## begin MATERIAL FOR THIS EXERCISE
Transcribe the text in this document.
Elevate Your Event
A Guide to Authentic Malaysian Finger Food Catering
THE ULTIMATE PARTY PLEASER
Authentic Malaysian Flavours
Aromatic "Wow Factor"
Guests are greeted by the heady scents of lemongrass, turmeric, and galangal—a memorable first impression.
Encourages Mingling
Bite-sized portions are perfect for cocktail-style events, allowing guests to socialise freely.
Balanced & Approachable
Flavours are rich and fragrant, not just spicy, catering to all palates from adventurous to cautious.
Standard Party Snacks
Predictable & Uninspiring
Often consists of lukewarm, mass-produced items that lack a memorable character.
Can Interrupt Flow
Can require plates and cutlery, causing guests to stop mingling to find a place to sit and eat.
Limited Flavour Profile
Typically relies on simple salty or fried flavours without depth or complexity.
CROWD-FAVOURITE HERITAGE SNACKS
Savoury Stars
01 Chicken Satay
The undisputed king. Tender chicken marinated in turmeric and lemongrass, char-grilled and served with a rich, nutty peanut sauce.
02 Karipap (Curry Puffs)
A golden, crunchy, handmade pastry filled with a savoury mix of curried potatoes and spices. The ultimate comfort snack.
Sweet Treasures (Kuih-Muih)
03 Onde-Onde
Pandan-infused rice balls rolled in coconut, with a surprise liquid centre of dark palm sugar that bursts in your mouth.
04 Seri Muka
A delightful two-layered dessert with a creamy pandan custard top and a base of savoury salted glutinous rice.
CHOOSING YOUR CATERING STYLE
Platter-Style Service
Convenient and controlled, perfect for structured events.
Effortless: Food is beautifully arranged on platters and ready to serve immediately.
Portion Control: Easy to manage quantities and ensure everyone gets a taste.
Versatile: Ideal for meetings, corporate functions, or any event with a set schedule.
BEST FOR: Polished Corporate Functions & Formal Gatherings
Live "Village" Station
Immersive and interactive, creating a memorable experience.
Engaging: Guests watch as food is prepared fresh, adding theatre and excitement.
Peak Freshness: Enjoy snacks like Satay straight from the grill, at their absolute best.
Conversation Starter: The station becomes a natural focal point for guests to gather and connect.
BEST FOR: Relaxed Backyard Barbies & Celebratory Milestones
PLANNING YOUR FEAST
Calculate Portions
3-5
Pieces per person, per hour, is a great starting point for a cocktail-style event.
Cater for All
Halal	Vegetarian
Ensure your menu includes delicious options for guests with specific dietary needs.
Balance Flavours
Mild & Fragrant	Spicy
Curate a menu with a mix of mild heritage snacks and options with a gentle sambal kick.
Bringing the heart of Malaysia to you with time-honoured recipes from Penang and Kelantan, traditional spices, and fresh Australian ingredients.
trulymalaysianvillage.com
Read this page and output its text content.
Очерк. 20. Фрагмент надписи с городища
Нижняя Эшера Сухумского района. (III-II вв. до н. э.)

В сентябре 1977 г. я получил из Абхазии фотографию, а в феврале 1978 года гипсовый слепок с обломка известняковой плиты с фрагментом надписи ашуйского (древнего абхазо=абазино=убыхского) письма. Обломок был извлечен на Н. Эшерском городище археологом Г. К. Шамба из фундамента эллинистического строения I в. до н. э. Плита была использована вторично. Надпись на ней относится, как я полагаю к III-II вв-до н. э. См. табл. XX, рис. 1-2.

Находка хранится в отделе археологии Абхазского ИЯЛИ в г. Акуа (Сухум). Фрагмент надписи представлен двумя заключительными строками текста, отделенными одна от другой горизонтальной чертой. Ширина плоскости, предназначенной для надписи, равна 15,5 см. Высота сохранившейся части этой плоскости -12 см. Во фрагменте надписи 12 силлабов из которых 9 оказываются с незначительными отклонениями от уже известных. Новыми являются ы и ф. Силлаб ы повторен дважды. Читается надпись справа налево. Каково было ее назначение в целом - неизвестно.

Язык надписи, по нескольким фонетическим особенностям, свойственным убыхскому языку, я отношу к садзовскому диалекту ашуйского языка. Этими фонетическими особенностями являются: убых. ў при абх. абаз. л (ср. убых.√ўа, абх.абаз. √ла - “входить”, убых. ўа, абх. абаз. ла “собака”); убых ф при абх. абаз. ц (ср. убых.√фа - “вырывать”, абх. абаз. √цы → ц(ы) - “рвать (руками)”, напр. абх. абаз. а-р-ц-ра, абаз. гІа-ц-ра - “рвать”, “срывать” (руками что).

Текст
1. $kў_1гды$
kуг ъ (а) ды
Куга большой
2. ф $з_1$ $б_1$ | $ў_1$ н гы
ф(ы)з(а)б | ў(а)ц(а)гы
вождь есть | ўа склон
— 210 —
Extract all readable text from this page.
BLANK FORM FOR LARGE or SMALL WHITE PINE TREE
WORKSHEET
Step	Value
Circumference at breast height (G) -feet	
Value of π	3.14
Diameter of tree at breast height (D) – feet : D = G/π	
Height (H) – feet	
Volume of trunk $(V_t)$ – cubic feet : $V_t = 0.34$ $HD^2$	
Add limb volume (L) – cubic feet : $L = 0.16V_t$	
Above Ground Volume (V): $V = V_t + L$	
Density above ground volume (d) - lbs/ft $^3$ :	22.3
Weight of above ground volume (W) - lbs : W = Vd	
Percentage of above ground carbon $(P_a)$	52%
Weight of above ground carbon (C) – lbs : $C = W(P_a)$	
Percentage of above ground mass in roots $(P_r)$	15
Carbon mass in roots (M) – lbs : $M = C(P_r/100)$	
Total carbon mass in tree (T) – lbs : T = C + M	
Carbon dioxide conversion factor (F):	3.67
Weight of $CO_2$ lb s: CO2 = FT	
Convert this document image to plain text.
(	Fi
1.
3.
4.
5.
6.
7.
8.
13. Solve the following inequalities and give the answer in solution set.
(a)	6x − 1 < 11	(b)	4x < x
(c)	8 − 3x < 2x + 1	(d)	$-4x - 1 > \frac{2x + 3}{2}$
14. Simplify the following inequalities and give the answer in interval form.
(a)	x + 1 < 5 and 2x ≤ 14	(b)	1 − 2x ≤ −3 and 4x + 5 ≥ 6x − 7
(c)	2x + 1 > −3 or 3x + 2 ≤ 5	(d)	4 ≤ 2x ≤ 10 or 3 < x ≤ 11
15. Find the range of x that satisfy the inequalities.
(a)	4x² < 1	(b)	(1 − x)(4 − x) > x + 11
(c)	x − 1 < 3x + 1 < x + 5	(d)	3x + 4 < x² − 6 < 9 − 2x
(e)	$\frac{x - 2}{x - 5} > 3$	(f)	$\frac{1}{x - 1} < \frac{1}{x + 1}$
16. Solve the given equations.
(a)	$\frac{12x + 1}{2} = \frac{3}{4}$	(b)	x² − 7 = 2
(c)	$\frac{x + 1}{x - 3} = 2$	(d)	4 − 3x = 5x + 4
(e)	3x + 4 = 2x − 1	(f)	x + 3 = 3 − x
## end MATERIAL FOR THIS EXERCISE
Reproduce each entry from the records above, character for character.

RESULT:
Transcribe the text in this document.
Elevate Your Event
A Guide to Authentic Malaysian Finger Food Catering
THE ULTIMATE PARTY PLEASER
Authentic Malaysian Flavours
Aromatic "Wow Factor"
Guests are greeted by the heady scents of lemongrass, turmeric, and galangal—a memorable first impression.
Encourages Mingling
Bite-sized portions are perfect for cocktail-style events, allowing guests to socialise freely.
Balanced & Approachable
Flavours are rich and fragrant, not just spicy, catering to all palates from adventurous to cautious.
Standard Party Snacks
Predictable & Uninspiring
Often consists of lukewarm, mass-produced items that lack a memorable character.
Can Interrupt Flow
Can require plates and cutlery, causing guests to stop mingling to find a place to sit and eat.
Limited Flavour Profile
Typically relies on simple salty or fried flavours without depth or complexity.
CROWD-FAVOURITE HERITAGE SNACKS
Savoury Stars
01 Chicken Satay
The undisputed king. Tender chicken marinated in turmeric and lemongrass, char-grilled and served with a rich, nutty peanut sauce.
02 Karipap (Curry Puffs)
A golden, crunchy, handmade pastry filled with a savoury mix of curried potatoes and spices. The ultimate comfort snack.
Sweet Treasures (Kuih-Muih)
03 Onde-Onde
Pandan-infused rice balls rolled in coconut, with a surprise liquid centre of dark palm sugar that bursts in your mouth.
04 Seri Muka
A delightful two-layered dessert with a creamy pandan custard top and a base of savoury salted glutinous rice.
CHOOSING YOUR CATERING STYLE
Platter-Style Service
Convenient and controlled, perfect for structured events.
Effortless: Food is beautifully arranged on platters and ready to serve immediately.
Portion Control: Easy to manage quantities and ensure everyone gets a taste.
Versatile: Ideal for meetings, corporate functions, or any event with a set schedule.
BEST FOR: Polished Corporate Functions & Formal Gatherings
Live "Village" Station
Immersive and interactive, creating a memorable experience.
Engaging: Guests watch as food is prepared fresh, adding theatre and excitement.
Peak Freshness: Enjoy snacks like Satay straight from the grill, at their absolute best.
Conversation Starter: The station becomes a natural focal point for guests to gather and connect.
BEST FOR: Relaxed Backyard Barbies & Celebratory Milestones
PLANNING YOUR FEAST
Calculate Portions
3-5
Pieces per person, per hour, is a great starting point for a cocktail-style event.
Cater for All
Halal	Vegetarian
Ensure your menu includes delicious options for guests with specific dietary needs.
Balance Flavours
Mild & Fragrant	Spicy
Curate a menu with a mix of mild heritage snacks and options with a gentle sambal kick.
Bringing the heart of Malaysia to you with time-honoured recipes from Penang and Kelantan, traditional spices, and fresh Australian ingredients.
trulymalaysianvillage.com
Read this page and output its text content.
Очерк. 20. Фрагмент надписи с городища
Нижняя Эшера Сухумского района. (III-II вв. до н. э.)

В сентябре 1977 г. я получил из Абхазии фотографию, а в феврале 1978 года гипсовый слепок с обломка известняковой плиты с фрагментом надписи ашуйского (древнего абхазо=абазино=убыхского) письма. Обломок был извлечен на Н. Эшерском городище археологом Г. К. Шамба из фундамента эллинистического строения I в. до н. э. Плита была использована вторично. Надпись на ней относится, как я полагаю к III-II вв-до н. э. См. табл. XX, рис. 1-2.

Находка хранится в отделе археологии Абхазского ИЯЛИ в г. Акуа (Сухум). Фрагмент надписи представлен двумя заключительными строками текста, отделенными одна от другой горизонтальной чертой. Ширина плоскости, предназначенной для надписи, равна 15,5 см. Высота сохранившейся части этой плоскости -12 см. Во фрагменте надписи 12 силлабов из которых 9 оказываются с незначительными отклонениями от уже известных. Новыми являются ы и ф. Силлаб ы повторен дважды. Читается надпись справа налево. Каково было ее назначение в целом - неизвестно.

Язык надписи, по нескольким фонетическим особенностям, свойственным убыхскому языку, я отношу к садзовскому диалекту ашуйского языка. Этими фонетическими особенностями являются: убых. ў при абх. абаз. л (ср. убых.√ўа, абх.абаз. √ла - “входить”, убых. ўа, абх. абаз. ла “собака”); убых ф при абх. абаз. ц (ср. убых.√фа - “вырывать”, абх. абаз. √цы → ц(ы) - “рвать (руками)”, напр. абх. абаз. а-р-ц-ра, абаз. гІа-ц-ра - “рвать”, “срывать” (руками что).

Текст
1. $kў_1гды$
kуг ъ (а) ды
Куга большой
2. ф $з_1$ $б_1$ | $ў_1$ н гы
ф(ы)з(а)б | ў(а)ц(а)гы
вождь есть | ўа склон
— 210 —
Extract all readable text from this page.
BLANK FORM FOR LARGE or SMALL WHITE PINE TREE
WORKSHEET
Step	Value
Circumference at breast height (G) -feet	
Value of π	3.14
Diameter of tree at breast height (D) – feet : D = G/π	
Height (H) – feet	
Volume of trunk $(V_t)$ – cubic feet : $V_t = 0.34$ $HD^2$	
Add limb volume (L) – cubic feet : $L = 0.16V_t$	
Above Ground Volume (V): $V = V_t + L$	
Density above ground volume (d) - lbs/ft $^3$ :	22.3
Weight of above ground volume (W) - lbs : W = Vd	
Percentage of above ground carbon $(P_a)$	52%
Weight of above ground carbon (C) – lbs : $C = W(P_a)$	
Percentage of above ground mass in roots $(P_r)$	15
Carbon mass in roots (M) – lbs : $M = C(P_r/100)$	
Total carbon mass in tree (T) – lbs : T = C + M	
Carbon dioxide conversion factor (F):	3.67
Weight of $CO_2$ lb s: CO2 = FT	
Convert this document image to plain text.
(	Fi
1.
3.
4.
5.
6.
7.
8.
13. Solve the following inequalities and give the answer in solution set.
(a)	6x − 1 < 11	(b)	4x < x
(c)	8 − 3x < 2x + 1	(d)	$-4x - 1 > \frac{2x + 3}{2}$
14. Simplify the following inequalities and give the answer in interval form.
(a)	x + 1 < 5 and 2x ≤ 14	(b)	1 − 2x ≤ −3 and 4x + 5 ≥ 6x − 7
(c)	2x + 1 > −3 or 3x + 2 ≤ 5	(d)	4 ≤ 2x ≤ 10 or 3 < x ≤ 11
15. Find the range of x that satisfy the inequalities.
(a)	4x² < 1	(b)	(1 − x)(4 − x) > x + 11
(c)	x − 1 < 3x + 1 < x + 5	(d)	3x + 4 < x² − 6 < 9 − 2x
(e)	$\frac{x - 2}{x - 5} > 3$	(f)	$\frac{1}{x - 1} < \frac{1}{x + 1}$
16. Solve the given equations.
(a)	$\frac{12x + 1}{2} = \frac{3}{4}$	(b)	x² − 7 = 2
(c)	$\frac{x + 1}{x - 3} = 2$	(d)	4 − 3x = 5x + 4
(e)	3x + 4 = 2x − 1	(f)	x + 3 = 3 − x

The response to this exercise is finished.